Stored items from a collection
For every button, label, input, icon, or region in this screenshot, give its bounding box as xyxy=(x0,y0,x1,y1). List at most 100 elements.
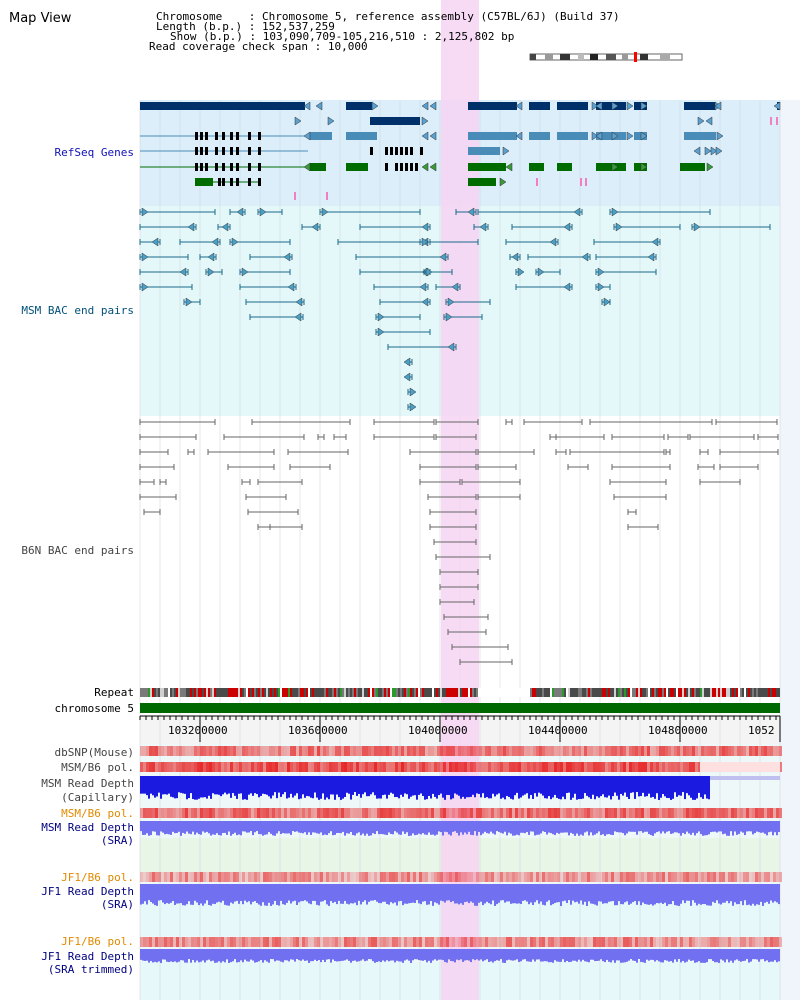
depth-bar xyxy=(538,821,540,835)
strip-cell xyxy=(683,937,686,947)
track-label-jf1-depth-trimmed[interactable]: JF1 Read Depth xyxy=(41,950,134,963)
depth-bar xyxy=(578,776,580,800)
depth-bar xyxy=(408,949,410,961)
strip-cell xyxy=(140,937,143,947)
depth-bar xyxy=(516,884,518,904)
depth-bar xyxy=(528,949,530,962)
depth-bar xyxy=(206,776,208,799)
strip-cell xyxy=(215,746,218,756)
track-label-b6n-bac[interactable]: B6N BAC end pairs xyxy=(21,544,134,557)
depth-bar xyxy=(168,821,170,835)
depth-bar xyxy=(572,949,574,961)
track-label-repeat[interactable]: Repeat xyxy=(94,686,134,699)
track-label-msm-depth-capillary[interactable]: MSM Read Depth xyxy=(41,777,134,790)
depth-bar xyxy=(618,949,620,961)
strip-cell xyxy=(251,762,254,772)
depth-bar xyxy=(496,776,498,795)
strip-cell xyxy=(695,808,698,818)
depth-bar xyxy=(328,821,330,834)
depth-bar xyxy=(548,776,550,797)
repeat-segment xyxy=(684,688,686,697)
track-label-dbsnp[interactable]: dbSNP(Mouse) xyxy=(54,746,134,759)
gene-strand-arrow xyxy=(429,162,437,172)
strip-cell xyxy=(548,872,551,882)
depth-bar xyxy=(608,776,610,796)
repeat-segment xyxy=(698,688,700,697)
b6n-bac-pair xyxy=(667,434,689,440)
depth-bar xyxy=(176,884,178,904)
repeat-segment xyxy=(426,688,428,697)
track-label-refseq[interactable]: RefSeq Genes xyxy=(54,146,134,159)
strip-cell xyxy=(353,872,356,882)
strip-cell xyxy=(440,762,443,772)
depth-bar xyxy=(494,776,496,797)
repeat-segment xyxy=(184,688,186,697)
strip-cell xyxy=(350,762,353,772)
gene-strand-arrow xyxy=(611,131,619,141)
strip-cell xyxy=(527,762,530,772)
depth-bar xyxy=(588,949,590,963)
depth-bar xyxy=(488,776,490,799)
depth-bar xyxy=(168,884,170,904)
depth-bar xyxy=(230,884,232,903)
gene-exon xyxy=(410,147,413,155)
repeat-segment xyxy=(148,688,150,697)
strip-cell xyxy=(650,872,653,882)
repeat-segment xyxy=(752,688,754,697)
depth-bar xyxy=(190,776,192,794)
depth-bar xyxy=(232,949,234,962)
depth-bar xyxy=(294,949,296,962)
strip-cell xyxy=(206,762,209,772)
strip-cell xyxy=(290,937,293,947)
ideogram-band xyxy=(660,54,670,60)
track-label-jf1-b6-pol-1[interactable]: JF1/B6 pol. xyxy=(61,871,134,884)
strip-cell xyxy=(320,937,323,947)
depth-bar xyxy=(166,949,168,962)
track-label-msm-b6-pol-1[interactable]: MSM/B6 pol. xyxy=(61,761,134,774)
depth-bar xyxy=(414,821,416,836)
track-label-msm-depth-sra[interactable]: MSM Read Depth xyxy=(41,821,134,834)
strip-cell xyxy=(488,872,491,882)
strip-cell xyxy=(560,746,563,756)
strip-cell xyxy=(524,872,527,882)
depth-bar xyxy=(640,884,642,906)
depth-bar xyxy=(736,821,738,835)
track-label-jf1-depth-sra[interactable]: JF1 Read Depth xyxy=(41,885,134,898)
depth-bar xyxy=(374,884,376,901)
gene-exon xyxy=(222,147,225,155)
ideogram-band xyxy=(530,54,536,60)
depth-bar xyxy=(534,884,536,903)
depth-bar xyxy=(220,821,222,836)
strip-cell xyxy=(389,746,392,756)
depth-bar xyxy=(320,949,322,963)
depth-bar xyxy=(304,821,306,833)
repeat-segment xyxy=(610,688,612,697)
track-label-chromosome[interactable]: chromosome 5 xyxy=(54,702,134,715)
track-label-msm-bac[interactable]: MSM BAC end pairs xyxy=(21,304,134,317)
strip-cell xyxy=(203,762,206,772)
strip-cell xyxy=(650,937,653,947)
info-span-label: Read coverage check span xyxy=(149,40,308,53)
depth-bar xyxy=(686,884,688,901)
depth-bar xyxy=(176,776,178,799)
depth-bar xyxy=(390,821,392,835)
gene-exon xyxy=(385,163,388,171)
strip-cell xyxy=(380,808,383,818)
depth-bar xyxy=(318,821,320,834)
depth-bar xyxy=(558,821,560,834)
b6n-bac-pair xyxy=(569,449,665,455)
repeat-segment xyxy=(642,688,644,697)
depth-bar xyxy=(258,884,260,905)
strip-cell xyxy=(143,808,146,818)
strip-cell xyxy=(311,808,314,818)
strip-cell xyxy=(506,872,509,882)
b6n-bac-pair xyxy=(257,479,303,485)
strip-cell xyxy=(698,937,701,947)
repeat-segment xyxy=(696,688,698,697)
strip-cell xyxy=(641,872,644,882)
track-label-jf1-b6-pol-2[interactable]: JF1/B6 pol. xyxy=(61,935,134,948)
strip-cell xyxy=(185,808,188,818)
track-label-msm-b6-pol-2[interactable]: MSM/B6 pol. xyxy=(61,807,134,820)
depth-bar xyxy=(734,949,736,961)
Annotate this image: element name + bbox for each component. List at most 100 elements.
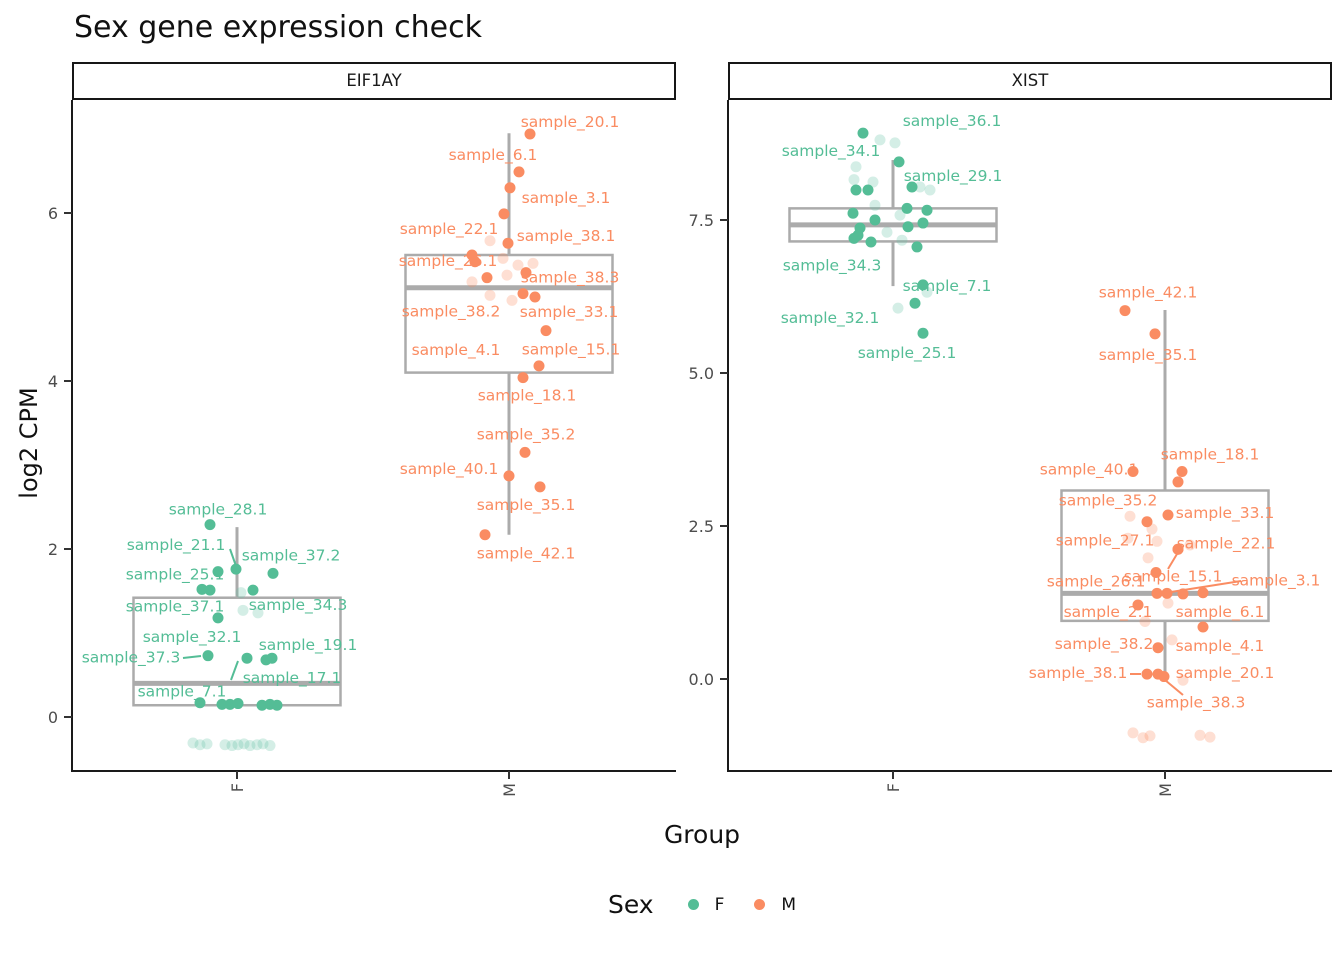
sample-label: sample_38.3 xyxy=(1147,694,1246,713)
data-point xyxy=(230,563,242,575)
data-point xyxy=(212,612,224,624)
data-point xyxy=(902,221,914,233)
data-point xyxy=(848,174,860,186)
y-tick-label: 4 xyxy=(48,372,58,391)
data-point xyxy=(1204,731,1216,743)
data-point xyxy=(1139,615,1151,627)
sample-label: sample_33.1 xyxy=(1176,504,1275,523)
legend: Sex F M xyxy=(60,890,1344,919)
x-axis-title: Group xyxy=(663,820,741,849)
plot-title: Sex gene expression check xyxy=(74,10,482,45)
data-point xyxy=(520,267,532,279)
data-point xyxy=(865,236,877,248)
data-point xyxy=(187,737,199,749)
sample-label: sample_22.1 xyxy=(400,220,499,239)
data-point xyxy=(1197,621,1209,633)
sample-label: sample_40.1 xyxy=(400,460,499,479)
sample-label: sample_3.1 xyxy=(1232,571,1321,590)
y-tick-label: 0 xyxy=(48,708,58,727)
label-leader-line xyxy=(229,548,237,567)
data-point xyxy=(267,567,279,579)
data-point xyxy=(892,302,904,314)
sample-label: sample_40.1 xyxy=(1040,461,1139,480)
boxplot-box xyxy=(1060,489,1270,623)
data-point xyxy=(226,740,238,752)
data-point xyxy=(527,257,539,269)
sample-label: sample_35.2 xyxy=(1059,492,1158,511)
data-point xyxy=(251,739,263,751)
data-point xyxy=(924,184,936,196)
data-point xyxy=(896,234,908,246)
data-point xyxy=(202,650,214,662)
sample-label: sample_28.1 xyxy=(169,501,268,520)
label-leader-line xyxy=(1167,553,1178,570)
data-point xyxy=(534,481,546,493)
data-point xyxy=(1151,535,1163,547)
data-point xyxy=(256,699,268,711)
data-point xyxy=(517,288,529,300)
data-point xyxy=(232,698,244,710)
data-point xyxy=(524,128,536,140)
data-point xyxy=(1142,552,1154,564)
data-point xyxy=(869,199,881,211)
data-point xyxy=(219,739,231,751)
sample-label: sample_21.1 xyxy=(127,536,226,555)
facet-strip-xist: XIST xyxy=(728,62,1332,100)
data-point xyxy=(917,279,929,291)
x-tick-label: F xyxy=(228,783,247,792)
y-tick-label: 6 xyxy=(48,204,58,223)
data-point xyxy=(204,584,216,596)
y-axis-title: log2 CPM xyxy=(15,387,43,499)
data-point xyxy=(201,738,213,750)
legend-entry-f-label: F xyxy=(714,894,725,915)
sample-label: sample_32.1 xyxy=(781,309,880,328)
sample-label: sample_29.1 xyxy=(904,167,1003,186)
sample-label: sample_27.1 xyxy=(1056,531,1155,550)
data-point xyxy=(850,161,862,173)
label-leader-line xyxy=(182,655,202,659)
sample-label: sample_38.2 xyxy=(1055,635,1154,654)
data-point xyxy=(224,698,236,710)
data-point xyxy=(481,272,493,284)
data-point xyxy=(497,252,509,264)
sample-label: sample_26.1 xyxy=(1047,573,1146,592)
sample-label: sample_33.1 xyxy=(520,303,619,322)
data-point xyxy=(1144,730,1156,742)
label-leader-line xyxy=(1170,580,1242,593)
data-point xyxy=(1152,642,1164,654)
sample-label: sample_38.1 xyxy=(517,227,616,246)
label-leader-line xyxy=(1164,679,1184,696)
data-point xyxy=(909,297,921,309)
sample-label: sample_3.1 xyxy=(522,189,611,208)
data-point xyxy=(850,184,862,196)
sample-label: sample_6.1 xyxy=(449,146,538,165)
data-point xyxy=(1158,671,1170,683)
sample-label: sample_7.1 xyxy=(903,277,992,296)
sample-label: sample_35.2 xyxy=(477,425,576,444)
sample-label: sample_6.1 xyxy=(1176,603,1265,622)
data-point xyxy=(862,184,874,196)
data-point xyxy=(244,740,256,752)
data-point xyxy=(519,446,531,458)
data-point xyxy=(271,699,283,711)
data-point xyxy=(869,214,881,226)
data-point xyxy=(1141,668,1153,680)
sample-label: sample_2.1 xyxy=(1064,603,1153,622)
data-point xyxy=(503,470,515,482)
data-point xyxy=(194,739,206,751)
sample-label: sample_17.1 xyxy=(243,669,342,688)
sample-label: sample_38.3 xyxy=(521,269,620,288)
sample-label: sample_25.1 xyxy=(126,566,225,585)
sample-label: sample_18.1 xyxy=(1161,446,1260,465)
data-point xyxy=(257,738,269,750)
sample-label: sample_37.3 xyxy=(82,649,181,668)
legend-title: Sex xyxy=(607,890,654,919)
data-point xyxy=(517,372,529,384)
data-point xyxy=(512,259,524,271)
data-point xyxy=(466,276,478,288)
data-point xyxy=(533,360,545,372)
data-point xyxy=(1161,587,1173,599)
data-point xyxy=(194,697,206,709)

PROBLEM: Search the data for "segment". Copy every matching line.

SOLUTION:
repeat-segment xyxy=(684,688,686,697)
repeat-segment xyxy=(698,688,700,697)
repeat-segment xyxy=(426,688,428,697)
repeat-segment xyxy=(184,688,186,697)
repeat-segment xyxy=(148,688,150,697)
repeat-segment xyxy=(752,688,754,697)
repeat-segment xyxy=(610,688,612,697)
repeat-segment xyxy=(642,688,644,697)
repeat-segment xyxy=(696,688,698,697)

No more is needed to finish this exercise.